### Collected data
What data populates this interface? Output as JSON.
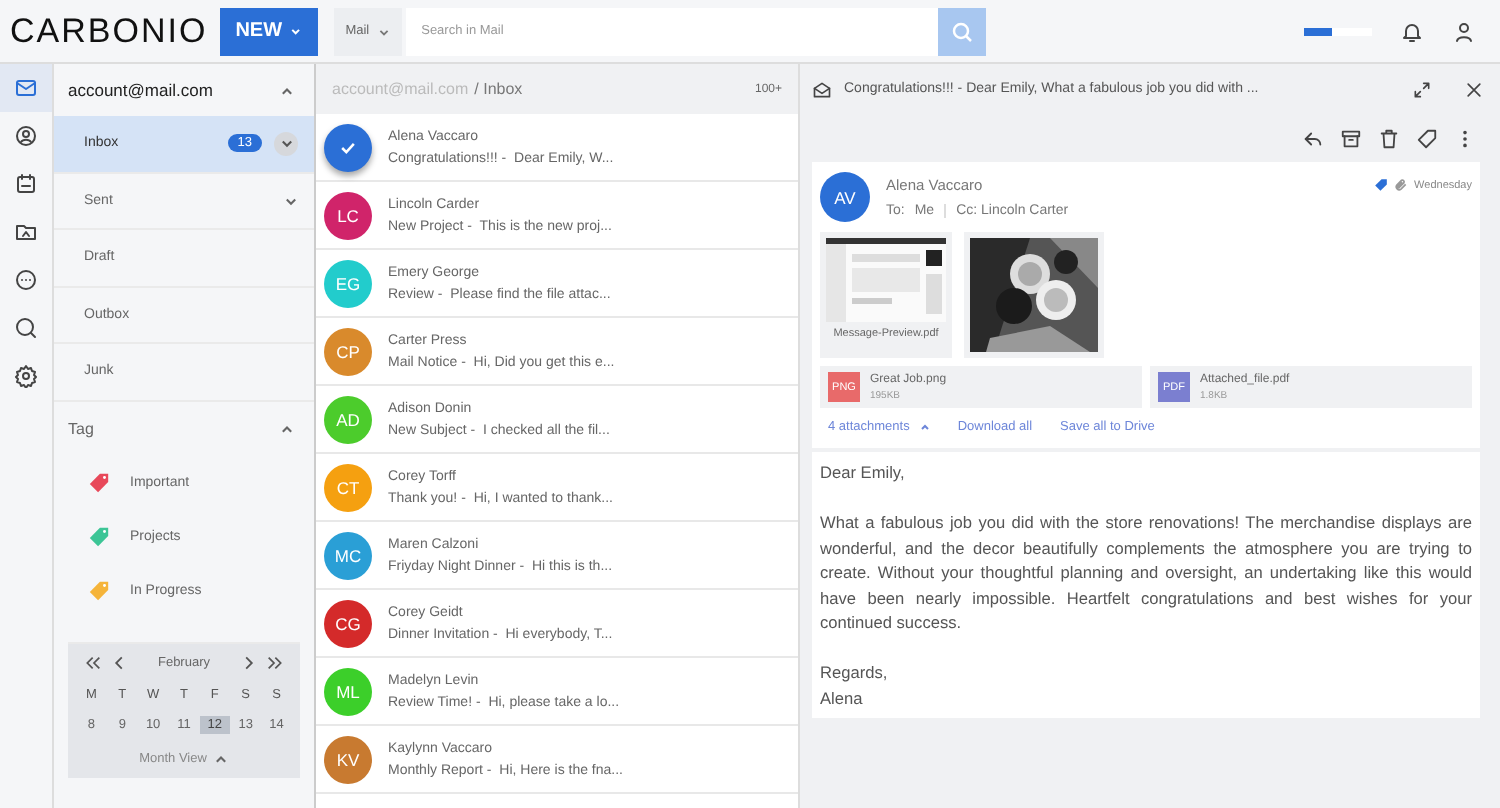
{
  "topbar": {
    "logo": "CARBONIO",
    "new_button": "NEW",
    "module": "Mail",
    "search": {
      "placeholder": "Search in Mail"
    },
    "quota": {
      "level": 0.4
    }
  },
  "rail": [
    {
      "selected": true
    },
    {
      "selected": false
    },
    {
      "selected": false
    },
    {
      "selected": false
    },
    {
      "selected": false
    },
    {
      "selected": false
    },
    {
      "selected": false
    }
  ],
  "folders": {
    "account": "account@mail.com",
    "items": [
      {
        "label": "Inbox",
        "selected": true,
        "badge": "13",
        "expandable": true
      },
      {
        "label": "Sent",
        "selected": false,
        "expandable": true
      },
      {
        "label": "Draft",
        "selected": false,
        "expandable": false
      },
      {
        "label": "Outbox",
        "selected": false,
        "expandable": false
      },
      {
        "label": "Junk",
        "selected": false,
        "expandable": false
      }
    ],
    "tag_header": "Tag",
    "tags": [
      {
        "label": "Important",
        "color": "#e8485a"
      },
      {
        "label": "Projects",
        "color": "#3cc596"
      },
      {
        "label": "In Progress",
        "color": "#f5b43a"
      }
    ]
  },
  "calendar": {
    "month": "February",
    "weekdays": [
      "M",
      "T",
      "W",
      "T",
      "F",
      "S",
      "S"
    ],
    "days": [
      {
        "day": "8",
        "selected": false
      },
      {
        "day": "9",
        "selected": false
      },
      {
        "day": "10",
        "selected": false
      },
      {
        "day": "11",
        "selected": false
      },
      {
        "day": "12",
        "selected": true
      },
      {
        "day": "13",
        "selected": false
      },
      {
        "day": "14",
        "selected": false
      }
    ],
    "view_button": "Month View"
  },
  "list": {
    "breadcrumb_account": "account@mail.com",
    "breadcrumb_folder": "/ Inbox",
    "count": "100+",
    "rows": [
      {
        "color": "#2b6fd6",
        "selected": true,
        "sender": "Alena Vaccaro",
        "subject": "Congratulations!!! -",
        "preview": "Dear Emily, W..."
      },
      {
        "initials": "LC",
        "color": "#d0246a",
        "selected": false,
        "sender": "Lincoln Carder",
        "subject": "New Project -",
        "preview": "This is the new proj..."
      },
      {
        "initials": "EG",
        "color": "#22cccc",
        "selected": false,
        "sender": "Emery George",
        "subject": "Review -",
        "preview": "Please find the file attac..."
      },
      {
        "initials": "CP",
        "color": "#d98a2c",
        "selected": false,
        "sender": "Carter Press",
        "subject": "Mail Notice -",
        "preview": "Hi, Did you get this e..."
      },
      {
        "initials": "AD",
        "color": "#4ccc2c",
        "selected": false,
        "sender": "Adison Donin",
        "subject": "New Subject -",
        "preview": "I checked all the fil..."
      },
      {
        "initials": "CT",
        "color": "#f5a010",
        "selected": false,
        "sender": "Corey Torff",
        "subject": "Thank you! -",
        "preview": "Hi, I wanted to thank..."
      },
      {
        "initials": "MC",
        "color": "#2a9fd6",
        "selected": false,
        "sender": "Maren Calzoni",
        "subject": "Friyday Night Dinner -",
        "preview": "Hi this is th..."
      },
      {
        "initials": "CG",
        "color": "#d42a2a",
        "selected": false,
        "sender": "Corey Geidt",
        "subject": "Dinner Invitation -",
        "preview": "Hi everybody, T..."
      },
      {
        "initials": "ML",
        "color": "#3ccf2a",
        "selected": false,
        "sender": "Madelyn Levin",
        "subject": "Review Time! -",
        "preview": "Hi, please take a lo..."
      },
      {
        "initials": "KV",
        "color": "#c87a30",
        "selected": false,
        "sender": "Kaylynn Vaccaro",
        "subject": "Monthly Report -",
        "preview": "Hi, Here is the fna..."
      }
    ]
  },
  "reader": {
    "title": "Congratulations!!! - Dear Emily, What a fabulous job you did with ...",
    "sender": {
      "initials": "AV",
      "name": "Alena Vaccaro",
      "to_label": "To:",
      "to": "Me",
      "cc": "Cc: Lincoln Carter",
      "date": "Wednesday"
    },
    "previews": [
      {
        "kind": "document",
        "name": "Message-Preview.pdf"
      },
      {
        "kind": "picture"
      }
    ],
    "files": [
      {
        "type": "PNG",
        "color": "#e86a6a",
        "name": "Great Job.png",
        "size": "195KB"
      },
      {
        "type": "PDF",
        "color": "#7b7fd0",
        "name": "Attached_file.pdf",
        "size": "1.8KB"
      }
    ],
    "attachment_links": [
      "4 attachments",
      "Download all",
      "Save all to Drive"
    ],
    "body": [
      "Dear Emily,",
      "What a fabulous job you did with the store renovations! The merchandise displays are wonderful, and the decor beautifully complements the atmosphere you are trying to create. Without your thoughtful planning and oversight, an undertaking like this would have been nearly impossible. Heartfelt congratulations and best wishes for your continued success.",
      "Regards,",
      "Alena"
    ]
  }
}
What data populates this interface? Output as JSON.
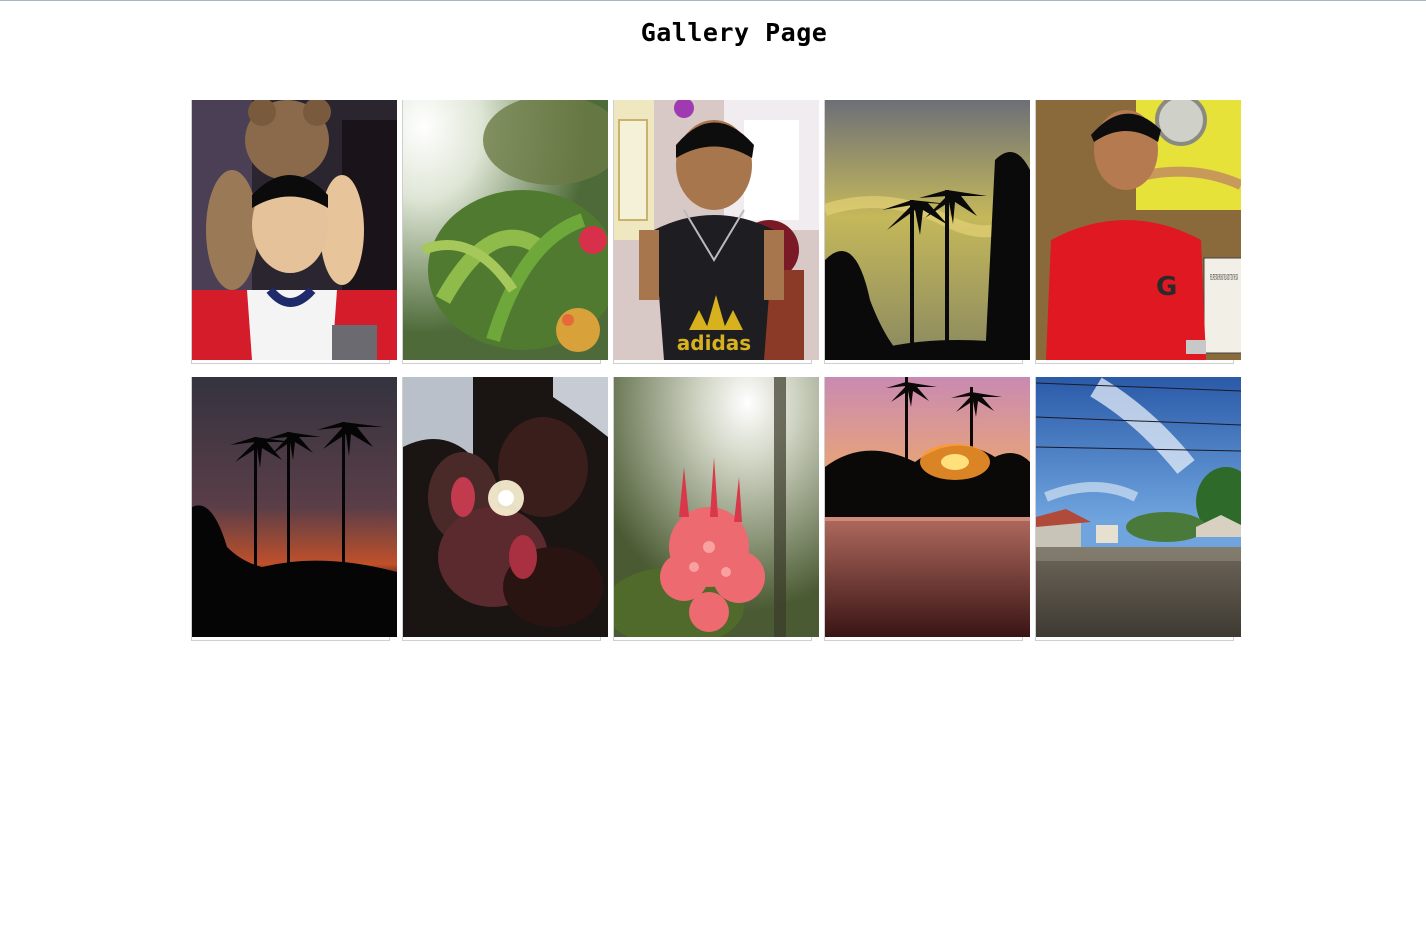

### Problem requirements
Copy all the data exactly as written, but skip any picture.

### Exercise solution
What data populates this interface? Output as JSON.
{
  "topbar": {
    "logo": "CARBONIO",
    "new_button": "NEW",
    "module": "Mail",
    "search": {
      "placeholder": "Search in Mail"
    },
    "quota": {
      "level": 0.4
    }
  },
  "rail": [
    {
      "selected": true
    },
    {
      "selected": false
    },
    {
      "selected": false
    },
    {
      "selected": false
    },
    {
      "selected": false
    },
    {
      "selected": false
    },
    {
      "selected": false
    }
  ],
  "folders": {
    "account": "account@mail.com",
    "items": [
      {
        "label": "Inbox",
        "selected": true,
        "badge": "13",
        "expandable": true
      },
      {
        "label": "Sent",
        "selected": false,
        "expandable": true
      },
      {
        "label": "Draft",
        "selected": false,
        "expandable": false
      },
      {
        "label": "Outbox",
        "selected": false,
        "expandable": false
      },
      {
        "label": "Junk",
        "selected": false,
        "expandable": false
      }
    ],
    "tag_header": "Tag",
    "tags": [
      {
        "label": "Important",
        "color": "#e8485a"
      },
      {
        "label": "Projects",
        "color": "#3cc596"
      },
      {
        "label": "In Progress",
        "color": "#f5b43a"
      }
    ]
  },
  "calendar": {
    "month": "February",
    "weekdays": [
      "M",
      "T",
      "W",
      "T",
      "F",
      "S",
      "S"
    ],
    "days": [
      {
        "day": "8",
        "selected": false
      },
      {
        "day": "9",
        "selected": false
      },
      {
        "day": "10",
        "selected": false
      },
      {
        "day": "11",
        "selected": false
      },
      {
        "day": "12",
        "selected": true
      },
      {
        "day": "13",
        "selected": false
      },
      {
        "day": "14",
        "selected": false
      }
    ],
    "view_button": "Month View"
  },
  "list": {
    "breadcrumb_account": "account@mail.com",
    "breadcrumb_folder": "/ Inbox",
    "count": "100+",
    "rows": [
      {
        "color": "#2b6fd6",
        "selected": true,
        "sender": "Alena Vaccaro",
        "subject": "Congratulations!!! -",
        "preview": "Dear Emily, W..."
      },
      {
        "initials": "LC",
        "color": "#d0246a",
        "selected": false,
        "sender": "Lincoln Carder",
        "subject": "New Project -",
        "preview": "This is the new proj..."
      },
      {
        "initials": "EG",
        "color": "#22cccc",
        "selected": false,
        "sender": "Emery George",
        "subject": "Review -",
        "preview": "Please find the file attac..."
      },
      {
        "initials": "CP",
        "color": "#d98a2c",
        "selected": false,
        "sender": "Carter Press",
        "subject": "Mail Notice -",
        "preview": "Hi, Did you get this e..."
      },
      {
        "initials": "AD",
        "color": "#4ccc2c",
        "selected": false,
        "sender": "Adison Donin",
        "subject": "New Subject -",
        "preview": "I checked all the fil..."
      },
      {
        "initials": "CT",
        "color": "#f5a010",
        "selected": false,
        "sender": "Corey Torff",
        "subject": "Thank you! -",
        "preview": "Hi, I wanted to thank..."
      },
      {
        "initials": "MC",
        "color": "#2a9fd6",
        "selected": false,
        "sender": "Maren Calzoni",
        "subject": "Friyday Night Dinner -",
        "preview": "Hi this is th..."
      },
      {
        "initials": "CG",
        "color": "#d42a2a",
        "selected": false,
        "sender": "Corey Geidt",
        "subject": "Dinner Invitation -",
        "preview": "Hi everybody, T..."
      },
      {
        "initials": "ML",
        "color": "#3ccf2a",
        "selected": false,
        "sender": "Madelyn Levin",
        "subject": "Review Time! -",
        "preview": "Hi, please take a lo..."
      },
      {
        "initials": "KV",
        "color": "#c87a30",
        "selected": false,
        "sender": "Kaylynn Vaccaro",
        "subject": "Monthly Report -",
        "preview": "Hi, Here is the fna..."
      }
    ]
  },
  "reader": {
    "title": "Congratulations!!! - Dear Emily, What a fabulous job you did with ...",
    "sender": {
      "initials": "AV",
      "name": "Alena Vaccaro",
      "to_label": "To:",
      "to": "Me",
      "cc": "Cc: Lincoln Carter",
      "date": "Wednesday"
    },
    "previews": [
      {
        "kind": "document",
        "name": "Message-Preview.pdf"
      },
      {
        "kind": "picture"
      }
    ],
    "files": [
      {
        "type": "PNG",
        "color": "#e86a6a",
        "name": "Great Job.png",
        "size": "195KB"
      },
      {
        "type": "PDF",
        "color": "#7b7fd0",
        "name": "Attached_file.pdf",
        "size": "1.8KB"
      }
    ],
    "attachment_links": [
      "4 attachments",
      "Download all",
      "Save all to Drive"
    ],
    "body": [
      "Dear Emily,",
      "What a fabulous job you did with the store renovations! The merchandise displays are wonderful, and the decor beautifully complements the atmosphere you are trying to create. Without your thoughtful planning and oversight, an undertaking like this would have been nearly impossible. Heartfelt congratulations and best wishes for your continued success.",
      "Regards,",
      "Alena"
    ]
  }
}
What data populates this interface? Output as JSON.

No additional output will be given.